[Entries with figure data]
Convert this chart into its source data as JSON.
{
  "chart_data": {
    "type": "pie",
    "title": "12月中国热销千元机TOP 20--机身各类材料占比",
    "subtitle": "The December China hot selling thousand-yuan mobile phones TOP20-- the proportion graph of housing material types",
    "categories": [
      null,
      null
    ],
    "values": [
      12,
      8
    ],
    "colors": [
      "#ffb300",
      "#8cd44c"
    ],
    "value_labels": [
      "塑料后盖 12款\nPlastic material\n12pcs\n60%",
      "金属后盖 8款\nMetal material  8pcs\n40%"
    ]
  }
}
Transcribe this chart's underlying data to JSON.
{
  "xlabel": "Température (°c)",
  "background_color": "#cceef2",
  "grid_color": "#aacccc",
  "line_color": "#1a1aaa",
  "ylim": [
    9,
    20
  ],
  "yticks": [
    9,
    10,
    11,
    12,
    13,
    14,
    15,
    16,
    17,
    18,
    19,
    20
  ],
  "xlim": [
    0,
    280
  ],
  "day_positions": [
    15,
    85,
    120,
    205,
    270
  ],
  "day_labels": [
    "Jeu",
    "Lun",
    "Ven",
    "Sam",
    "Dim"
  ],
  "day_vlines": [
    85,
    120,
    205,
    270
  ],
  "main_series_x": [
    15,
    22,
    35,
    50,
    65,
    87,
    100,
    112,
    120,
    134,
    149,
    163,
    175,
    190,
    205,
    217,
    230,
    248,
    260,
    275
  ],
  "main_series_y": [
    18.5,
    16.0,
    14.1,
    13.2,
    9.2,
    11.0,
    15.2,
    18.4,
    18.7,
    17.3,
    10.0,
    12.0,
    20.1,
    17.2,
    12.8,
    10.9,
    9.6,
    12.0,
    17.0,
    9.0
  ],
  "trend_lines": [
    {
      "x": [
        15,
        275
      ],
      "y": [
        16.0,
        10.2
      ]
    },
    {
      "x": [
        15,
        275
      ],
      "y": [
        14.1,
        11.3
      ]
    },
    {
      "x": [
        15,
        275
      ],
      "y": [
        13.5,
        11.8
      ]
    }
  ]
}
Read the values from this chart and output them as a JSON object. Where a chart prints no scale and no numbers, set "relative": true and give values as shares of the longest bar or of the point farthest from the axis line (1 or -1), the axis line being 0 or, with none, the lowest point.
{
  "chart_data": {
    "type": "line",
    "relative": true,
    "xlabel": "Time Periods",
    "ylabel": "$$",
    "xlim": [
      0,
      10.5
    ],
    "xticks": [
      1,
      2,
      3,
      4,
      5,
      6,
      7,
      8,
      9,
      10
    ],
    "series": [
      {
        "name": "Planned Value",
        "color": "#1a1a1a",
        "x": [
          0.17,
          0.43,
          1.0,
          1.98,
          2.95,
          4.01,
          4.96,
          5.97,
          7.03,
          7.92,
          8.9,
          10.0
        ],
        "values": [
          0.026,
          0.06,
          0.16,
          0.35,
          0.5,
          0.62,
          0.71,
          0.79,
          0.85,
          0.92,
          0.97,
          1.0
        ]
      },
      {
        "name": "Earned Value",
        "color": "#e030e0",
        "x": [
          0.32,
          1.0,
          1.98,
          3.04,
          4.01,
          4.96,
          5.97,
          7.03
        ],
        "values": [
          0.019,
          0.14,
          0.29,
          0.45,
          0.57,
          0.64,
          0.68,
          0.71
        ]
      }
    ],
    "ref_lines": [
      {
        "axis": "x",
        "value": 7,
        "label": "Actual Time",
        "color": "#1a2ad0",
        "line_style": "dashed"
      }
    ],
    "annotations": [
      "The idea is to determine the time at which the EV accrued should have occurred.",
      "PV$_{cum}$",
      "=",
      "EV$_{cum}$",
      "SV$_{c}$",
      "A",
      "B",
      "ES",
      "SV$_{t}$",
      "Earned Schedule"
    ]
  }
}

*TASK DETAILS*. Write out the entries above once more, without altering anything.

*SOLUTION TO THIS EXERCISE*.
Convert this chart into its source data as JSON.
{
  "chart_data": {
    "type": "pie",
    "title": "12月中国热销千元机TOP 20--机身各类材料占比",
    "subtitle": "The December China hot selling thousand-yuan mobile phones TOP20-- the proportion graph of housing material types",
    "categories": [
      null,
      null
    ],
    "values": [
      12,
      8
    ],
    "colors": [
      "#ffb300",
      "#8cd44c"
    ],
    "value_labels": [
      "塑料后盖 12款\nPlastic material\n12pcs\n60%",
      "金属后盖 8款\nMetal material  8pcs\n40%"
    ]
  }
}
Transcribe this chart's underlying data to JSON.
{
  "xlabel": "Température (°c)",
  "background_color": "#cceef2",
  "grid_color": "#aacccc",
  "line_color": "#1a1aaa",
  "ylim": [
    9,
    20
  ],
  "yticks": [
    9,
    10,
    11,
    12,
    13,
    14,
    15,
    16,
    17,
    18,
    19,
    20
  ],
  "xlim": [
    0,
    280
  ],
  "day_positions": [
    15,
    85,
    120,
    205,
    270
  ],
  "day_labels": [
    "Jeu",
    "Lun",
    "Ven",
    "Sam",
    "Dim"
  ],
  "day_vlines": [
    85,
    120,
    205,
    270
  ],
  "main_series_x": [
    15,
    22,
    35,
    50,
    65,
    87,
    100,
    112,
    120,
    134,
    149,
    163,
    175,
    190,
    205,
    217,
    230,
    248,
    260,
    275
  ],
  "main_series_y": [
    18.5,
    16.0,
    14.1,
    13.2,
    9.2,
    11.0,
    15.2,
    18.4,
    18.7,
    17.3,
    10.0,
    12.0,
    20.1,
    17.2,
    12.8,
    10.9,
    9.6,
    12.0,
    17.0,
    9.0
  ],
  "trend_lines": [
    {
      "x": [
        15,
        275
      ],
      "y": [
        16.0,
        10.2
      ]
    },
    {
      "x": [
        15,
        275
      ],
      "y": [
        14.1,
        11.3
      ]
    },
    {
      "x": [
        15,
        275
      ],
      "y": [
        13.5,
        11.8
      ]
    }
  ]
}
Read the values from this chart and output them as a JSON object. Where a chart prints no scale and no numbers, set "relative": true and give values as shares of the longest bar or of the point farthest from the axis line (1 or -1), the axis line being 0 or, with none, the lowest point.
{
  "chart_data": {
    "type": "line",
    "relative": true,
    "xlabel": "Time Periods",
    "ylabel": "$$",
    "xlim": [
      0,
      10.5
    ],
    "xticks": [
      1,
      2,
      3,
      4,
      5,
      6,
      7,
      8,
      9,
      10
    ],
    "series": [
      {
        "name": "Planned Value",
        "color": "#1a1a1a",
        "x": [
          0.17,
          0.43,
          1.0,
          1.98,
          2.95,
          4.01,
          4.96,
          5.97,
          7.03,
          7.92,
          8.9,
          10.0
        ],
        "values": [
          0.026,
          0.06,
          0.16,
          0.35,
          0.5,
          0.62,
          0.71,
          0.79,
          0.85,
          0.92,
          0.97,
          1.0
        ]
      },
      {
        "name": "Earned Value",
        "color": "#e030e0",
        "x": [
          0.32,
          1.0,
          1.98,
          3.04,
          4.01,
          4.96,
          5.97,
          7.03
        ],
        "values": [
          0.019,
          0.14,
          0.29,
          0.45,
          0.57,
          0.64,
          0.68,
          0.71
        ]
      }
    ],
    "ref_lines": [
      {
        "axis": "x",
        "value": 7,
        "label": "Actual Time",
        "color": "#1a2ad0",
        "line_style": "dashed"
      }
    ],
    "annotations": [
      "The idea is to determine the time at which the EV accrued should have occurred.",
      "PV$_{cum}$",
      "=",
      "EV$_{cum}$",
      "SV$_{c}$",
      "A",
      "B",
      "ES",
      "SV$_{t}$",
      "Earned Schedule"
    ]
  }
}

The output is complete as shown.